:: Request ::
Locate the line that contains "OCR this image.". Copy it and every following line through the end of the records, exactly, and include nothing else.

:: Record excerpts ::
——————————

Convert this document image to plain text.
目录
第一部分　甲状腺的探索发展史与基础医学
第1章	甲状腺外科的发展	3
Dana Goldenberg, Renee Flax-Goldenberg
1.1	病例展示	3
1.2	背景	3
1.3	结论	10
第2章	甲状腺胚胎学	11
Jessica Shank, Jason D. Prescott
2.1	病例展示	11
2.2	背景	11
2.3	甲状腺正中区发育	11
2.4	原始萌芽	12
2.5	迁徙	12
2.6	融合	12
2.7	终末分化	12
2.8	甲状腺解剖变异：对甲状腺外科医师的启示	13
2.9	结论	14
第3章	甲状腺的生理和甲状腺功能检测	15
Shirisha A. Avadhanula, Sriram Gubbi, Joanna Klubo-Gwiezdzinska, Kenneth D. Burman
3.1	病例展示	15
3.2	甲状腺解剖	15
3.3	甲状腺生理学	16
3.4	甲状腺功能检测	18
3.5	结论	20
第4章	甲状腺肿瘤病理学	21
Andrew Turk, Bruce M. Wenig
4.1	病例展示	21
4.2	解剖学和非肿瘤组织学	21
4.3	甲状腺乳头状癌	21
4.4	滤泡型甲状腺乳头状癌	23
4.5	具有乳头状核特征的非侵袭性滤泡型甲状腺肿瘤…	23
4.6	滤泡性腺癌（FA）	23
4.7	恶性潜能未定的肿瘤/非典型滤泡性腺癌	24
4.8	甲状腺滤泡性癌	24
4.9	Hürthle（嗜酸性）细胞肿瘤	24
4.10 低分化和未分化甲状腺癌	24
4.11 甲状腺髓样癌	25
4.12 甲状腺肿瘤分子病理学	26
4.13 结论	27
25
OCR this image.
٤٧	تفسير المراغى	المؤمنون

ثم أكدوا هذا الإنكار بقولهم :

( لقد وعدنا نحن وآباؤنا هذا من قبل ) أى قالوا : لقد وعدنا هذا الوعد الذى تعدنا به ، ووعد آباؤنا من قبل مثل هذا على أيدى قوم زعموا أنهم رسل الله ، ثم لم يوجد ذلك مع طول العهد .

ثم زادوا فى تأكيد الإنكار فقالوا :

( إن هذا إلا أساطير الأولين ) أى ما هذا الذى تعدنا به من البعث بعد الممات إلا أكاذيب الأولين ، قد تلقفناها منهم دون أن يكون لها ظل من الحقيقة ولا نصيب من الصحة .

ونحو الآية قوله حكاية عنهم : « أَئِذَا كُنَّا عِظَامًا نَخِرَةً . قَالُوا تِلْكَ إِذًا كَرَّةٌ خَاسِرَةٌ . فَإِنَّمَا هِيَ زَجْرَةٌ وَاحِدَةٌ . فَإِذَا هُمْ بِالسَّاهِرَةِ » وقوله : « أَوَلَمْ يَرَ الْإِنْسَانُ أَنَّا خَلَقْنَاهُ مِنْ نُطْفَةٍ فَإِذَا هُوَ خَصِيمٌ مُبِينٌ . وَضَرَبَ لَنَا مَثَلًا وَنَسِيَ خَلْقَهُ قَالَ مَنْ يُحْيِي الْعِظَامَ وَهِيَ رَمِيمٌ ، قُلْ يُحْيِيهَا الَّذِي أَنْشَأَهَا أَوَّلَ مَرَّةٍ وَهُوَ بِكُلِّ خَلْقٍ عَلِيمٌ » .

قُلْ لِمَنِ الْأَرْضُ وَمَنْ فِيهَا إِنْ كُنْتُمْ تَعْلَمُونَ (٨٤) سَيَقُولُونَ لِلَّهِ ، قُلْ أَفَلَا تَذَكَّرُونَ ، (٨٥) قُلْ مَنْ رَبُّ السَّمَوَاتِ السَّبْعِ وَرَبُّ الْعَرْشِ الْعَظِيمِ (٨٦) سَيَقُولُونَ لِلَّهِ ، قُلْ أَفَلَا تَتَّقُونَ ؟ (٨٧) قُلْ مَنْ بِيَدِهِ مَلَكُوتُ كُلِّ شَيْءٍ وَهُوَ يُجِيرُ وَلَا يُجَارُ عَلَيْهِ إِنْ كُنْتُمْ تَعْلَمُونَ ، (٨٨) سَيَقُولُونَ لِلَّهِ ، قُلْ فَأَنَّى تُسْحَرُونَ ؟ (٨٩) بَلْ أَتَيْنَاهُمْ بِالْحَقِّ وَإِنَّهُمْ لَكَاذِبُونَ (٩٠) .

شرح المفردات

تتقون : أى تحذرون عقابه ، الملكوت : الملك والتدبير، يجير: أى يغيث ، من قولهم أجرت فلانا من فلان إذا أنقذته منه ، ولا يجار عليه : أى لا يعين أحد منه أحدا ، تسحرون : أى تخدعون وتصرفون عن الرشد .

——————————

:: Response to this task ::
OCR this image.
٤٧	تفسير المراغى	المؤمنون

ثم أكدوا هذا الإنكار بقولهم :

( لقد وعدنا نحن وآباؤنا هذا من قبل ) أى قالوا : لقد وعدنا هذا الوعد الذى تعدنا به ، ووعد آباؤنا من قبل مثل هذا على أيدى قوم زعموا أنهم رسل الله ، ثم لم يوجد ذلك مع طول العهد .

ثم زادوا فى تأكيد الإنكار فقالوا :

( إن هذا إلا أساطير الأولين ) أى ما هذا الذى تعدنا به من البعث بعد الممات إلا أكاذيب الأولين ، قد تلقفناها منهم دون أن يكون لها ظل من الحقيقة ولا نصيب من الصحة .

ونحو الآية قوله حكاية عنهم : « أَئِذَا كُنَّا عِظَامًا نَخِرَةً . قَالُوا تِلْكَ إِذًا كَرَّةٌ خَاسِرَةٌ . فَإِنَّمَا هِيَ زَجْرَةٌ وَاحِدَةٌ . فَإِذَا هُمْ بِالسَّاهِرَةِ » وقوله : « أَوَلَمْ يَرَ الْإِنْسَانُ أَنَّا خَلَقْنَاهُ مِنْ نُطْفَةٍ فَإِذَا هُوَ خَصِيمٌ مُبِينٌ . وَضَرَبَ لَنَا مَثَلًا وَنَسِيَ خَلْقَهُ قَالَ مَنْ يُحْيِي الْعِظَامَ وَهِيَ رَمِيمٌ ، قُلْ يُحْيِيهَا الَّذِي أَنْشَأَهَا أَوَّلَ مَرَّةٍ وَهُوَ بِكُلِّ خَلْقٍ عَلِيمٌ » .

قُلْ لِمَنِ الْأَرْضُ وَمَنْ فِيهَا إِنْ كُنْتُمْ تَعْلَمُونَ (٨٤) سَيَقُولُونَ لِلَّهِ ، قُلْ أَفَلَا تَذَكَّرُونَ ، (٨٥) قُلْ مَنْ رَبُّ السَّمَوَاتِ السَّبْعِ وَرَبُّ الْعَرْشِ الْعَظِيمِ (٨٦) سَيَقُولُونَ لِلَّهِ ، قُلْ أَفَلَا تَتَّقُونَ ؟ (٨٧) قُلْ مَنْ بِيَدِهِ مَلَكُوتُ كُلِّ شَيْءٍ وَهُوَ يُجِيرُ وَلَا يُجَارُ عَلَيْهِ إِنْ كُنْتُمْ تَعْلَمُونَ ، (٨٨) سَيَقُولُونَ لِلَّهِ ، قُلْ فَأَنَّى تُسْحَرُونَ ؟ (٨٩) بَلْ أَتَيْنَاهُمْ بِالْحَقِّ وَإِنَّهُمْ لَكَاذِبُونَ (٩٠) .

شرح المفردات

تتقون : أى تحذرون عقابه ، الملكوت : الملك والتدبير، يجير: أى يغيث ، من قولهم أجرت فلانا من فلان إذا أنقذته منه ، ولا يجار عليه : أى لا يعين أحد منه أحدا ، تسحرون : أى تخدعون وتصرفون عن الرشد .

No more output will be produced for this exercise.